> _TO DO_
All of the records below must be output exactly, with no pictures carried over.

[Stored data]
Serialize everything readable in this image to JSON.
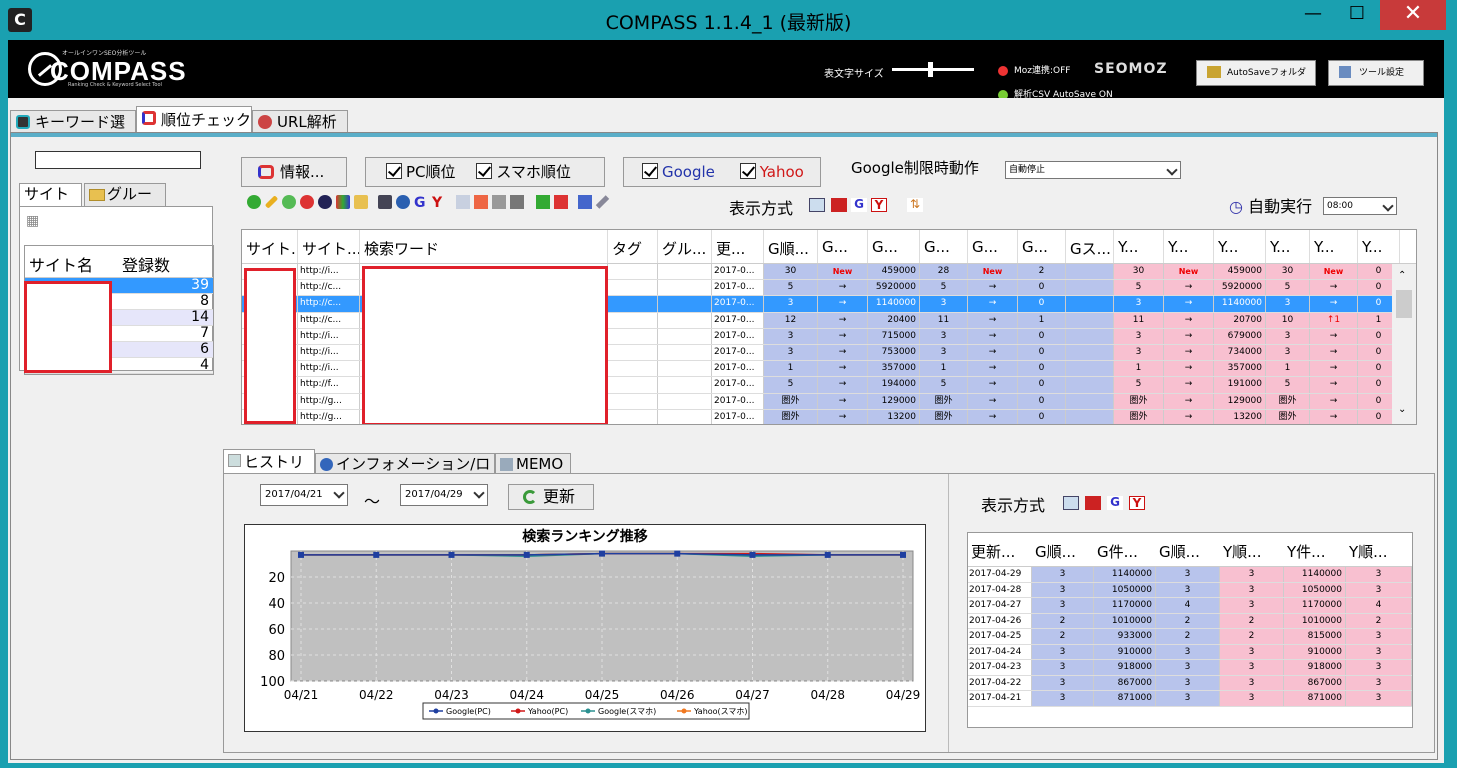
{
  "window": {
    "title": "COMPASS 1.1.4_1 (最新版)",
    "min": "—",
    "max": "☐",
    "close": "✕"
  },
  "header": {
    "logo": "COMPASS",
    "logo_sub": "オールインワンSEO分析ツール",
    "logo_sub2": "Ranking Check & Keyword Select Tool",
    "font_size_label": "表文字サイズ",
    "moz_status": "Moz連携:OFF",
    "csv_status": "解析CSV AutoSave ON",
    "seomoz": "SEOMOZ",
    "autosave_btn": "AutoSaveフォルダ",
    "tool_settings_btn": "ツール設定"
  },
  "main_tabs": [
    "キーワード選定",
    "順位チェック",
    "URL解析"
  ],
  "left": {
    "tabs": [
      "サイト名",
      "グループ"
    ],
    "columns": [
      "サイト名",
      "登録数"
    ],
    "rows": [
      "39",
      "8",
      "14",
      "7",
      "6",
      "4"
    ]
  },
  "toolbar": {
    "info_btn": "情報...",
    "pc_rank": "PC順位",
    "sp_rank": "スマホ順位",
    "google": "Google",
    "yahoo": "Yahoo",
    "google_limit_label": "Google制限時動作",
    "google_limit_value": "自動停止",
    "display_mode": "表示方式",
    "auto_run": "自動実行",
    "auto_run_time": "08:00"
  },
  "table": {
    "columns": [
      "サイト...",
      "サイト...",
      "検索ワード",
      "タグ",
      "グル...",
      "更...",
      "G順...",
      "G...",
      "G...",
      "G...",
      "G...",
      "G...",
      "Gス...",
      "Y...",
      "Y...",
      "Y...",
      "Y...",
      "Y...",
      "Y..."
    ],
    "rows": [
      [
        "http://i...",
        "2017-0...",
        "30",
        "New",
        "459000",
        "28",
        "New",
        "2",
        "30",
        "New",
        "459000",
        "30",
        "New",
        "0"
      ],
      [
        "http://c...",
        "2017-0...",
        "5",
        "→",
        "5920000",
        "5",
        "→",
        "0",
        "5",
        "→",
        "5920000",
        "5",
        "→",
        "0"
      ],
      [
        "http://c...",
        "2017-0...",
        "3",
        "→",
        "1140000",
        "3",
        "→",
        "0",
        "3",
        "→",
        "1140000",
        "3",
        "→",
        "0"
      ],
      [
        "http://c...",
        "2017-0...",
        "12",
        "→",
        "20400",
        "11",
        "→",
        "1",
        "11",
        "→",
        "20700",
        "10",
        "↑1",
        "1"
      ],
      [
        "http://i...",
        "2017-0...",
        "3",
        "→",
        "715000",
        "3",
        "→",
        "0",
        "3",
        "→",
        "679000",
        "3",
        "→",
        "0"
      ],
      [
        "http://i...",
        "2017-0...",
        "3",
        "→",
        "753000",
        "3",
        "→",
        "0",
        "3",
        "→",
        "734000",
        "3",
        "→",
        "0"
      ],
      [
        "http://i...",
        "2017-0...",
        "1",
        "→",
        "357000",
        "1",
        "→",
        "0",
        "1",
        "→",
        "357000",
        "1",
        "→",
        "0"
      ],
      [
        "http://f...",
        "2017-0...",
        "5",
        "→",
        "194000",
        "5",
        "→",
        "0",
        "5",
        "→",
        "191000",
        "5",
        "→",
        "0"
      ],
      [
        "http://g...",
        "2017-0...",
        "圏外",
        "→",
        "129000",
        "圏外",
        "→",
        "0",
        "圏外",
        "→",
        "129000",
        "圏外",
        "→",
        "0"
      ],
      [
        "http://g...",
        "2017-0...",
        "圏外",
        "→",
        "13200",
        "圏外",
        "→",
        "0",
        "圏外",
        "→",
        "13200",
        "圏外",
        "→",
        "0"
      ]
    ],
    "selected_row": 2
  },
  "bottom_tabs": [
    "ヒストリー",
    "インフォメーション/ログ",
    "MEMO"
  ],
  "history": {
    "from": "2017/04/21",
    "tilde": "〜",
    "to": "2017/04/29",
    "refresh": "更新"
  },
  "chart_data": {
    "type": "line",
    "title": "検索ランキング推移",
    "categories": [
      "04/21",
      "04/22",
      "04/23",
      "04/24",
      "04/25",
      "04/26",
      "04/27",
      "04/28",
      "04/29"
    ],
    "yticks": [
      "20",
      "40",
      "60",
      "80",
      "100"
    ],
    "ylim": [
      0,
      100
    ],
    "y_inverted": true,
    "grid": true,
    "legend_position": "bottom",
    "series": [
      {
        "name": "Google(PC)",
        "values": [
          3,
          3,
          3,
          3,
          2,
          2,
          3,
          3,
          3
        ],
        "color": "#1f3fa0"
      },
      {
        "name": "Yahoo(PC)",
        "values": [
          3,
          3,
          3,
          3,
          2,
          2,
          2,
          3,
          3
        ],
        "color": "#d01818"
      },
      {
        "name": "Google(スマホ)",
        "values": [
          3,
          3,
          3,
          4,
          2,
          2,
          4,
          3,
          3
        ],
        "color": "#2a9090"
      },
      {
        "name": "Yahoo(スマホ)",
        "values": [
          3,
          3,
          3,
          3,
          2,
          2,
          3,
          3,
          3
        ],
        "color": "#f07820"
      }
    ]
  },
  "history_table": {
    "display_mode": "表示方式",
    "columns": [
      "更新...",
      "G順...",
      "G件...",
      "G順...",
      "Y順...",
      "Y件...",
      "Y順..."
    ],
    "rows": [
      [
        "2017-04-29",
        "3",
        "1140000",
        "3",
        "3",
        "1140000",
        "3"
      ],
      [
        "2017-04-28",
        "3",
        "1050000",
        "3",
        "3",
        "1050000",
        "3"
      ],
      [
        "2017-04-27",
        "3",
        "1170000",
        "4",
        "3",
        "1170000",
        "4"
      ],
      [
        "2017-04-26",
        "2",
        "1010000",
        "2",
        "2",
        "1010000",
        "2"
      ],
      [
        "2017-04-25",
        "2",
        "933000",
        "2",
        "2",
        "815000",
        "3"
      ],
      [
        "2017-04-24",
        "3",
        "910000",
        "3",
        "3",
        "910000",
        "3"
      ],
      [
        "2017-04-23",
        "3",
        "918000",
        "3",
        "3",
        "918000",
        "3"
      ],
      [
        "2017-04-22",
        "3",
        "867000",
        "3",
        "3",
        "867000",
        "3"
      ],
      [
        "2017-04-21",
        "3",
        "871000",
        "3",
        "3",
        "871000",
        "3"
      ]
    ]
  }
}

> _SOLUTION FOR THIS TASK_
Serialize everything readable in this image to JSON.
{
  "window": {
    "title": "COMPASS 1.1.4_1 (最新版)",
    "min": "—",
    "max": "☐",
    "close": "✕"
  },
  "header": {
    "logo": "COMPASS",
    "logo_sub": "オールインワンSEO分析ツール",
    "logo_sub2": "Ranking Check & Keyword Select Tool",
    "font_size_label": "表文字サイズ",
    "moz_status": "Moz連携:OFF",
    "csv_status": "解析CSV AutoSave ON",
    "seomoz": "SEOMOZ",
    "autosave_btn": "AutoSaveフォルダ",
    "tool_settings_btn": "ツール設定"
  },
  "main_tabs": [
    "キーワード選定",
    "順位チェック",
    "URL解析"
  ],
  "left": {
    "tabs": [
      "サイト名",
      "グループ"
    ],
    "columns": [
      "サイト名",
      "登録数"
    ],
    "rows": [
      "39",
      "8",
      "14",
      "7",
      "6",
      "4"
    ]
  },
  "toolbar": {
    "info_btn": "情報...",
    "pc_rank": "PC順位",
    "sp_rank": "スマホ順位",
    "google": "Google",
    "yahoo": "Yahoo",
    "google_limit_label": "Google制限時動作",
    "google_limit_value": "自動停止",
    "display_mode": "表示方式",
    "auto_run": "自動実行",
    "auto_run_time": "08:00"
  },
  "table": {
    "columns": [
      "サイト...",
      "サイト...",
      "検索ワード",
      "タグ",
      "グル...",
      "更...",
      "G順...",
      "G...",
      "G...",
      "G...",
      "G...",
      "G...",
      "Gス...",
      "Y...",
      "Y...",
      "Y...",
      "Y...",
      "Y...",
      "Y..."
    ],
    "rows": [
      [
        "http://i...",
        "2017-0...",
        "30",
        "New",
        "459000",
        "28",
        "New",
        "2",
        "30",
        "New",
        "459000",
        "30",
        "New",
        "0"
      ],
      [
        "http://c...",
        "2017-0...",
        "5",
        "→",
        "5920000",
        "5",
        "→",
        "0",
        "5",
        "→",
        "5920000",
        "5",
        "→",
        "0"
      ],
      [
        "http://c...",
        "2017-0...",
        "3",
        "→",
        "1140000",
        "3",
        "→",
        "0",
        "3",
        "→",
        "1140000",
        "3",
        "→",
        "0"
      ],
      [
        "http://c...",
        "2017-0...",
        "12",
        "→",
        "20400",
        "11",
        "→",
        "1",
        "11",
        "→",
        "20700",
        "10",
        "↑1",
        "1"
      ],
      [
        "http://i...",
        "2017-0...",
        "3",
        "→",
        "715000",
        "3",
        "→",
        "0",
        "3",
        "→",
        "679000",
        "3",
        "→",
        "0"
      ],
      [
        "http://i...",
        "2017-0...",
        "3",
        "→",
        "753000",
        "3",
        "→",
        "0",
        "3",
        "→",
        "734000",
        "3",
        "→",
        "0"
      ],
      [
        "http://i...",
        "2017-0...",
        "1",
        "→",
        "357000",
        "1",
        "→",
        "0",
        "1",
        "→",
        "357000",
        "1",
        "→",
        "0"
      ],
      [
        "http://f...",
        "2017-0...",
        "5",
        "→",
        "194000",
        "5",
        "→",
        "0",
        "5",
        "→",
        "191000",
        "5",
        "→",
        "0"
      ],
      [
        "http://g...",
        "2017-0...",
        "圏外",
        "→",
        "129000",
        "圏外",
        "→",
        "0",
        "圏外",
        "→",
        "129000",
        "圏外",
        "→",
        "0"
      ],
      [
        "http://g...",
        "2017-0...",
        "圏外",
        "→",
        "13200",
        "圏外",
        "→",
        "0",
        "圏外",
        "→",
        "13200",
        "圏外",
        "→",
        "0"
      ]
    ],
    "selected_row": 2
  },
  "bottom_tabs": [
    "ヒストリー",
    "インフォメーション/ログ",
    "MEMO"
  ],
  "history": {
    "from": "2017/04/21",
    "tilde": "〜",
    "to": "2017/04/29",
    "refresh": "更新"
  },
  "chart_data": {
    "type": "line",
    "title": "検索ランキング推移",
    "categories": [
      "04/21",
      "04/22",
      "04/23",
      "04/24",
      "04/25",
      "04/26",
      "04/27",
      "04/28",
      "04/29"
    ],
    "yticks": [
      "20",
      "40",
      "60",
      "80",
      "100"
    ],
    "ylim": [
      0,
      100
    ],
    "y_inverted": true,
    "grid": true,
    "legend_position": "bottom",
    "series": [
      {
        "name": "Google(PC)",
        "values": [
          3,
          3,
          3,
          3,
          2,
          2,
          3,
          3,
          3
        ],
        "color": "#1f3fa0"
      },
      {
        "name": "Yahoo(PC)",
        "values": [
          3,
          3,
          3,
          3,
          2,
          2,
          2,
          3,
          3
        ],
        "color": "#d01818"
      },
      {
        "name": "Google(スマホ)",
        "values": [
          3,
          3,
          3,
          4,
          2,
          2,
          4,
          3,
          3
        ],
        "color": "#2a9090"
      },
      {
        "name": "Yahoo(スマホ)",
        "values": [
          3,
          3,
          3,
          3,
          2,
          2,
          3,
          3,
          3
        ],
        "color": "#f07820"
      }
    ]
  },
  "history_table": {
    "display_mode": "表示方式",
    "columns": [
      "更新...",
      "G順...",
      "G件...",
      "G順...",
      "Y順...",
      "Y件...",
      "Y順..."
    ],
    "rows": [
      [
        "2017-04-29",
        "3",
        "1140000",
        "3",
        "3",
        "1140000",
        "3"
      ],
      [
        "2017-04-28",
        "3",
        "1050000",
        "3",
        "3",
        "1050000",
        "3"
      ],
      [
        "2017-04-27",
        "3",
        "1170000",
        "4",
        "3",
        "1170000",
        "4"
      ],
      [
        "2017-04-26",
        "2",
        "1010000",
        "2",
        "2",
        "1010000",
        "2"
      ],
      [
        "2017-04-25",
        "2",
        "933000",
        "2",
        "2",
        "815000",
        "3"
      ],
      [
        "2017-04-24",
        "3",
        "910000",
        "3",
        "3",
        "910000",
        "3"
      ],
      [
        "2017-04-23",
        "3",
        "918000",
        "3",
        "3",
        "918000",
        "3"
      ],
      [
        "2017-04-22",
        "3",
        "867000",
        "3",
        "3",
        "867000",
        "3"
      ],
      [
        "2017-04-21",
        "3",
        "871000",
        "3",
        "3",
        "871000",
        "3"
      ]
    ]
  }
}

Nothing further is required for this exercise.